AIM ::
Repeat the material below word for word and leave out all pictures.
───── EXTRACTED RECORDS ─────
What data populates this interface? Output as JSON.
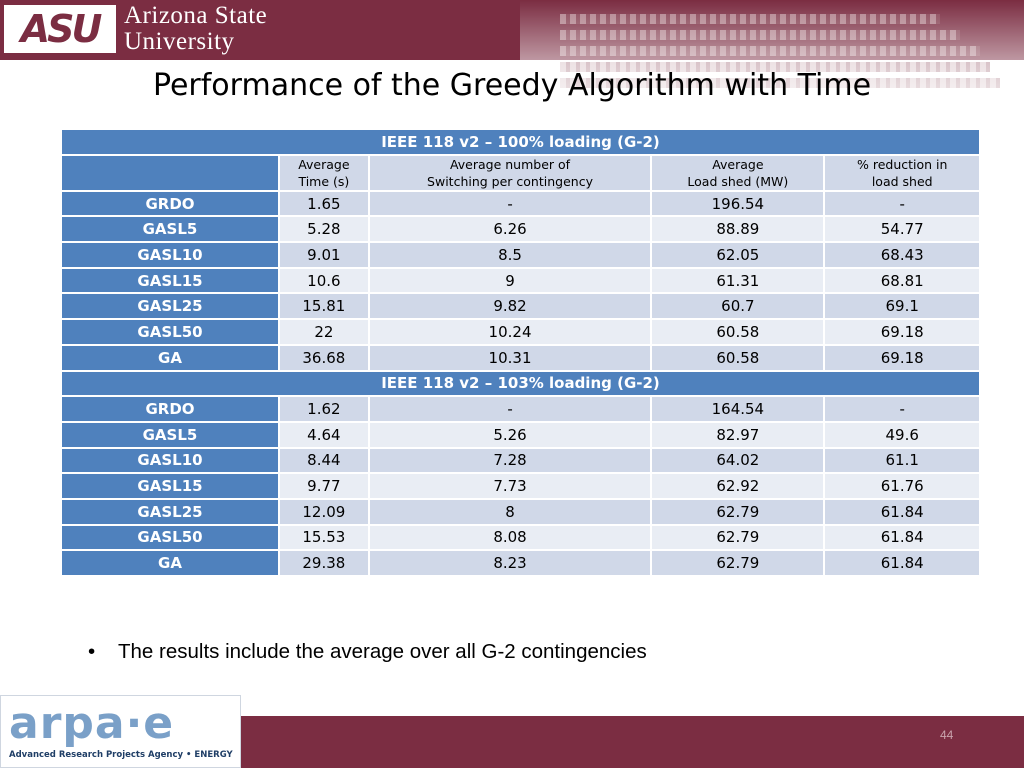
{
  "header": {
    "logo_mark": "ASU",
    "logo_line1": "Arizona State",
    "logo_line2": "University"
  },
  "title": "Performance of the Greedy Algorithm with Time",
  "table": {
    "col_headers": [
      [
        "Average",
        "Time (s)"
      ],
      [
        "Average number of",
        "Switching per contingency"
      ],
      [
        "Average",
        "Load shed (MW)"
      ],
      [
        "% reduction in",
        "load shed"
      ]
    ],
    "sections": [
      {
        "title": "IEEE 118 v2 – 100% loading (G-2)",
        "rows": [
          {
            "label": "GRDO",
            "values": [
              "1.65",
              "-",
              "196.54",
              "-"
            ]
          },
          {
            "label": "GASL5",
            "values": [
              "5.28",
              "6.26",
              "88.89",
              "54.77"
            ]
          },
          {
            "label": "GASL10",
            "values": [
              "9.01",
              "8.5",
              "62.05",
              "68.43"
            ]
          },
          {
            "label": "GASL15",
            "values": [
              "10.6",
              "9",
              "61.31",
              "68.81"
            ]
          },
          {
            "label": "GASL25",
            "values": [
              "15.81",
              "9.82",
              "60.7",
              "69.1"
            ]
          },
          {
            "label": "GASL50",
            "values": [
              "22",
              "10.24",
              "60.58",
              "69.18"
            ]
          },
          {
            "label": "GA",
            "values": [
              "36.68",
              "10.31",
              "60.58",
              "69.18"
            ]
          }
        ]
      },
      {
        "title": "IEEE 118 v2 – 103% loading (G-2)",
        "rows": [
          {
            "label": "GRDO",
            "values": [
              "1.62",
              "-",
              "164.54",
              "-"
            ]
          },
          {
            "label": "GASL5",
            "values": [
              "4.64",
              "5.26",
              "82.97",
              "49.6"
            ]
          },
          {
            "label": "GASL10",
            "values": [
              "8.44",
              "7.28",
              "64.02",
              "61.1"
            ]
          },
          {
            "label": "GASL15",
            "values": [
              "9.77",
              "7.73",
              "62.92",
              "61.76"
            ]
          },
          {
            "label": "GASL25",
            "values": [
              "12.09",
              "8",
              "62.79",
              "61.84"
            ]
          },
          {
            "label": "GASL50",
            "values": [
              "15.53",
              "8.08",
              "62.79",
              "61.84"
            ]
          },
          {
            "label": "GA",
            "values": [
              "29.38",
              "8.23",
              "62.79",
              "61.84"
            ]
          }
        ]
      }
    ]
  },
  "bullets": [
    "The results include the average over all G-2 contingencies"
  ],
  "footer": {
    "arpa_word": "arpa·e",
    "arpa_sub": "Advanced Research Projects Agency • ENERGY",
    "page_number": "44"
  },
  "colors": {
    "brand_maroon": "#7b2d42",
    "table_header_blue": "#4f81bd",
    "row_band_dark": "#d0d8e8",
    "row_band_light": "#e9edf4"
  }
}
─────
EXERCISE RESULT ::
What data populates this interface? Output as JSON.
{
  "header": {
    "logo_mark": "ASU",
    "logo_line1": "Arizona State",
    "logo_line2": "University"
  },
  "title": "Performance of the Greedy Algorithm with Time",
  "table": {
    "col_headers": [
      [
        "Average",
        "Time (s)"
      ],
      [
        "Average number of",
        "Switching per contingency"
      ],
      [
        "Average",
        "Load shed (MW)"
      ],
      [
        "% reduction in",
        "load shed"
      ]
    ],
    "sections": [
      {
        "title": "IEEE 118 v2 – 100% loading (G-2)",
        "rows": [
          {
            "label": "GRDO",
            "values": [
              "1.65",
              "-",
              "196.54",
              "-"
            ]
          },
          {
            "label": "GASL5",
            "values": [
              "5.28",
              "6.26",
              "88.89",
              "54.77"
            ]
          },
          {
            "label": "GASL10",
            "values": [
              "9.01",
              "8.5",
              "62.05",
              "68.43"
            ]
          },
          {
            "label": "GASL15",
            "values": [
              "10.6",
              "9",
              "61.31",
              "68.81"
            ]
          },
          {
            "label": "GASL25",
            "values": [
              "15.81",
              "9.82",
              "60.7",
              "69.1"
            ]
          },
          {
            "label": "GASL50",
            "values": [
              "22",
              "10.24",
              "60.58",
              "69.18"
            ]
          },
          {
            "label": "GA",
            "values": [
              "36.68",
              "10.31",
              "60.58",
              "69.18"
            ]
          }
        ]
      },
      {
        "title": "IEEE 118 v2 – 103% loading (G-2)",
        "rows": [
          {
            "label": "GRDO",
            "values": [
              "1.62",
              "-",
              "164.54",
              "-"
            ]
          },
          {
            "label": "GASL5",
            "values": [
              "4.64",
              "5.26",
              "82.97",
              "49.6"
            ]
          },
          {
            "label": "GASL10",
            "values": [
              "8.44",
              "7.28",
              "64.02",
              "61.1"
            ]
          },
          {
            "label": "GASL15",
            "values": [
              "9.77",
              "7.73",
              "62.92",
              "61.76"
            ]
          },
          {
            "label": "GASL25",
            "values": [
              "12.09",
              "8",
              "62.79",
              "61.84"
            ]
          },
          {
            "label": "GASL50",
            "values": [
              "15.53",
              "8.08",
              "62.79",
              "61.84"
            ]
          },
          {
            "label": "GA",
            "values": [
              "29.38",
              "8.23",
              "62.79",
              "61.84"
            ]
          }
        ]
      }
    ]
  },
  "bullets": [
    "The results include the average over all G-2 contingencies"
  ],
  "footer": {
    "arpa_word": "arpa·e",
    "arpa_sub": "Advanced Research Projects Agency • ENERGY",
    "page_number": "44"
  },
  "colors": {
    "brand_maroon": "#7b2d42",
    "table_header_blue": "#4f81bd",
    "row_band_dark": "#d0d8e8",
    "row_band_light": "#e9edf4"
  }
}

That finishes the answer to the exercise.